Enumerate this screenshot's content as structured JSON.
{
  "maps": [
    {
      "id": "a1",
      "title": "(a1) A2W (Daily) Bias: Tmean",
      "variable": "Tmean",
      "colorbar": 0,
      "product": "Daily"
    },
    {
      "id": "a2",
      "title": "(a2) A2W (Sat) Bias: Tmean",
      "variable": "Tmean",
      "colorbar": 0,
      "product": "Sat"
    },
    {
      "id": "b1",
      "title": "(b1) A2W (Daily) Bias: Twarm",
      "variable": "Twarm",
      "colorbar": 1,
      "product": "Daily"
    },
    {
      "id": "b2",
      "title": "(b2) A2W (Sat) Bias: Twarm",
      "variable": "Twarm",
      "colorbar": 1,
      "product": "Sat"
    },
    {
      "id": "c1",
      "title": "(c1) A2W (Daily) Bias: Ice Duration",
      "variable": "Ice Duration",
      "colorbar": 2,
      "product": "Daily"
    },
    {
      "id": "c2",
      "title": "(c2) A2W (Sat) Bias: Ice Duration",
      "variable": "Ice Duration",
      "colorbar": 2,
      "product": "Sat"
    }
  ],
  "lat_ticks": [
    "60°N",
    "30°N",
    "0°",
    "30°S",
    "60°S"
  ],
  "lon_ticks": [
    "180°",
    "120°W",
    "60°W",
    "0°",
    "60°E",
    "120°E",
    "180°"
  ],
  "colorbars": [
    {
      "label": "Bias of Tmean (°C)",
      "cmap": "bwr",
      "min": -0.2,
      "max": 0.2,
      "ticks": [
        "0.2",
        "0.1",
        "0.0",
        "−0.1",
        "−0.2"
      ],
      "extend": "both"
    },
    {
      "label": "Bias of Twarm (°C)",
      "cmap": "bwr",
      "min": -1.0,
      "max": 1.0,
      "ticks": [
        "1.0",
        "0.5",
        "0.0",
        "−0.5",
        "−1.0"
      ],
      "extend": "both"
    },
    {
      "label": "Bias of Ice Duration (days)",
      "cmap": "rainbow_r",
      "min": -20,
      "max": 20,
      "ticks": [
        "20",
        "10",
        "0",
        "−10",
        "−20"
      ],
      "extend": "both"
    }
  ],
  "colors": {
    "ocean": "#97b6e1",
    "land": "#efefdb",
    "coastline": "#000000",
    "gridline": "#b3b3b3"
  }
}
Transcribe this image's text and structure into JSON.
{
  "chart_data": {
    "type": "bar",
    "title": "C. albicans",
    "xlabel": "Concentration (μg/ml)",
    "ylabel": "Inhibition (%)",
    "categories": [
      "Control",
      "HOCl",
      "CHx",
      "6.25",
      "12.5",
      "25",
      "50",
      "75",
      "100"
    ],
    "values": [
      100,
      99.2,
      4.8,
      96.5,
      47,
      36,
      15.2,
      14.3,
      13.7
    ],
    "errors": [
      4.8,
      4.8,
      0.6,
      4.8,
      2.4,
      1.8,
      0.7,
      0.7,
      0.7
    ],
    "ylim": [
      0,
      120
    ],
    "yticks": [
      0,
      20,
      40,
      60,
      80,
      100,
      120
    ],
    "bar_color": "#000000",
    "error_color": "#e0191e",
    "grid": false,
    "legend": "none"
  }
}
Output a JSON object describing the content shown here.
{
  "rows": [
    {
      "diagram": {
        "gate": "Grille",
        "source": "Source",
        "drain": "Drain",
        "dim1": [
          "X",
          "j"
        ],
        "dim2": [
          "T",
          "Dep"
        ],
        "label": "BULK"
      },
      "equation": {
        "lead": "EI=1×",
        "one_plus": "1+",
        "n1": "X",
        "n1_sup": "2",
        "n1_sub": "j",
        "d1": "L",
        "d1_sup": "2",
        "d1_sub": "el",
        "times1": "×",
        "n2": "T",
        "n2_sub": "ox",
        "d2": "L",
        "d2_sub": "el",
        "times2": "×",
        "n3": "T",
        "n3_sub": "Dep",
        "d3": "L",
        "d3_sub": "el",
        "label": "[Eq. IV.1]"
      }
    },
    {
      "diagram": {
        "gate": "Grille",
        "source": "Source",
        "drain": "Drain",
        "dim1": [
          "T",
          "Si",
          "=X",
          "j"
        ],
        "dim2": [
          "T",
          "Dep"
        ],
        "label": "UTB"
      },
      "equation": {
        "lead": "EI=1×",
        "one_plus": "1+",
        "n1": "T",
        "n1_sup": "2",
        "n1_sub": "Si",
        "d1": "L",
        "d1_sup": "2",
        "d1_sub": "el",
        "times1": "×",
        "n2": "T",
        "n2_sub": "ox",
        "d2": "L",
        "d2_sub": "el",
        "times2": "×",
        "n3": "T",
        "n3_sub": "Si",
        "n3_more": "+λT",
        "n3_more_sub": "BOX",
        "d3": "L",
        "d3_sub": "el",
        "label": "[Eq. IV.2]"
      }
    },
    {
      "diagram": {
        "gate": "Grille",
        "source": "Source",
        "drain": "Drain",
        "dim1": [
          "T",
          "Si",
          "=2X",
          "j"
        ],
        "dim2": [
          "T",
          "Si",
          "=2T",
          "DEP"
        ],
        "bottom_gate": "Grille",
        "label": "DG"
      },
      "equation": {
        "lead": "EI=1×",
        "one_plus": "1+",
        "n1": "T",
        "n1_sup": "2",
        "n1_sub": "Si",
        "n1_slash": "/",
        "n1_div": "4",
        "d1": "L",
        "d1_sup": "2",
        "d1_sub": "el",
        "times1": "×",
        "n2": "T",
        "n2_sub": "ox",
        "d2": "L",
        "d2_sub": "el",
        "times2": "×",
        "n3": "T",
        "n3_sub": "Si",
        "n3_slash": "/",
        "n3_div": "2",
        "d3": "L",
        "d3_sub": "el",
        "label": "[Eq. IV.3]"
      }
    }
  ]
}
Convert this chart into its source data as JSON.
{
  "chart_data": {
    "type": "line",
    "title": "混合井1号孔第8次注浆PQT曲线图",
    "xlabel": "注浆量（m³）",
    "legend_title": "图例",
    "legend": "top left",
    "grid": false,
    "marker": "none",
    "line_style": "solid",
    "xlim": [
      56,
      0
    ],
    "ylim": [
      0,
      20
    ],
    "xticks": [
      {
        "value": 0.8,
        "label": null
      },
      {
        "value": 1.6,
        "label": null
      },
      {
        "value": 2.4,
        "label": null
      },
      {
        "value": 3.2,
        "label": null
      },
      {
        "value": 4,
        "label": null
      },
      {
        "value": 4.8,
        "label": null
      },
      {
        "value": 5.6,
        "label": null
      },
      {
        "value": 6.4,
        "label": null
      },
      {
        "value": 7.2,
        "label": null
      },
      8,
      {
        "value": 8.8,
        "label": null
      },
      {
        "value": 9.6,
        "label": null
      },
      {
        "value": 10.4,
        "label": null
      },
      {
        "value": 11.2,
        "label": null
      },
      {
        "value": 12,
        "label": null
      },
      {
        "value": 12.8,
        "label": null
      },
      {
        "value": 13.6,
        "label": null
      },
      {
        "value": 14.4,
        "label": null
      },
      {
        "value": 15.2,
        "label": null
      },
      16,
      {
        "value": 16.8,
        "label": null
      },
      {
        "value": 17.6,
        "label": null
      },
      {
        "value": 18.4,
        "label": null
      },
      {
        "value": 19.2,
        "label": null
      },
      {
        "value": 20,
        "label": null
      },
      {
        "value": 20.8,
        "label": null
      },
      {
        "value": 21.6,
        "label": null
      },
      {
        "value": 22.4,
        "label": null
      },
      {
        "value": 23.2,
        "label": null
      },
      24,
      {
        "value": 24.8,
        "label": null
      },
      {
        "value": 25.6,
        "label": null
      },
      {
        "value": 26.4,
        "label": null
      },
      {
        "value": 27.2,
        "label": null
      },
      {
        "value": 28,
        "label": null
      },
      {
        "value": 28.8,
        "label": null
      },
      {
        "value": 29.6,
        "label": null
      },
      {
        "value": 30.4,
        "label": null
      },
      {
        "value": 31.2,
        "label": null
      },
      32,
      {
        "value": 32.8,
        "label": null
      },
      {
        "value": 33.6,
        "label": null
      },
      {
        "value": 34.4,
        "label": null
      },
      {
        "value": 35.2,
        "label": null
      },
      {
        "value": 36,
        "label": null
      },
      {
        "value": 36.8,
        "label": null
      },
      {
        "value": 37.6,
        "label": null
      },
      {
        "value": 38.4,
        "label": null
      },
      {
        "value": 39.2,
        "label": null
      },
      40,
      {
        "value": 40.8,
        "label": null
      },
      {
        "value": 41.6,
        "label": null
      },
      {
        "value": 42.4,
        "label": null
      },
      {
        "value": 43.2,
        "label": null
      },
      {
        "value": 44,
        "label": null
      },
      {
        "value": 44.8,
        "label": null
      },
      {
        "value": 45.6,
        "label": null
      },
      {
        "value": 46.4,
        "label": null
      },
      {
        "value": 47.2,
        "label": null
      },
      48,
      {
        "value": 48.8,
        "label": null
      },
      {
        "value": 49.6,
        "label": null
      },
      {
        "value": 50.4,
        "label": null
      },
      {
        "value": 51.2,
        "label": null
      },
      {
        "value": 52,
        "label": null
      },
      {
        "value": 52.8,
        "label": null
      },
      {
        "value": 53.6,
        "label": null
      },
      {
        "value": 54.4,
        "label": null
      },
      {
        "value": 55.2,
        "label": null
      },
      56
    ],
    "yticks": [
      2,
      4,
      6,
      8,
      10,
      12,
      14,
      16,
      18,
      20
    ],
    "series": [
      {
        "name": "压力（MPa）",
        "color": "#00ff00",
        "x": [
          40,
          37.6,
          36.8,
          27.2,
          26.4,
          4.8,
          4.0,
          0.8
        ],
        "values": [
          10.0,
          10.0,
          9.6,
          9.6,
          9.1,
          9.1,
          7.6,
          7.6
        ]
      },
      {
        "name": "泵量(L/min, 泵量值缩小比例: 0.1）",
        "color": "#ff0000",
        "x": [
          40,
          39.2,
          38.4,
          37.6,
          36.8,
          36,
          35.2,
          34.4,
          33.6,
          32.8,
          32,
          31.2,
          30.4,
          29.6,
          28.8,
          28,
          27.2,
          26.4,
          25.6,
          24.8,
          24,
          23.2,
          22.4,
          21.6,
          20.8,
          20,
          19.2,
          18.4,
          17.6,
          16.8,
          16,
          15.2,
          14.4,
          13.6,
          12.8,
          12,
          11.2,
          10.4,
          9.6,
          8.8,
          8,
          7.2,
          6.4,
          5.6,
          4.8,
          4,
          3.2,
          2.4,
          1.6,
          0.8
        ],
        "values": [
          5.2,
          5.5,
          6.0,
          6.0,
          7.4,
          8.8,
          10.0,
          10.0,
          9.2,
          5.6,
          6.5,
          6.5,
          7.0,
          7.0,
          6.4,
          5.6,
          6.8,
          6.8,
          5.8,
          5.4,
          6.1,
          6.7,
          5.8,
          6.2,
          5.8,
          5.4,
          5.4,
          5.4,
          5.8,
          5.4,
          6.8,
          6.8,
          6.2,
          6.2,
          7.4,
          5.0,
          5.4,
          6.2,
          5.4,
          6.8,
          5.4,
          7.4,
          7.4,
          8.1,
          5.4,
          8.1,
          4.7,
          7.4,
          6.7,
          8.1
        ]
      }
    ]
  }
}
___
Exercise objective
Look over the material above and show each line where "Duration" appears.

Complete response
      "title": "(c1) A2W (Daily) Bias: Ice Duration",
      "variable": "Ice Duration",
      "title": "(c2) A2W (Sat) Bias: Ice Duration",
      "variable": "Ice Duration",
      "label": "Bias of Ice Duration (days)",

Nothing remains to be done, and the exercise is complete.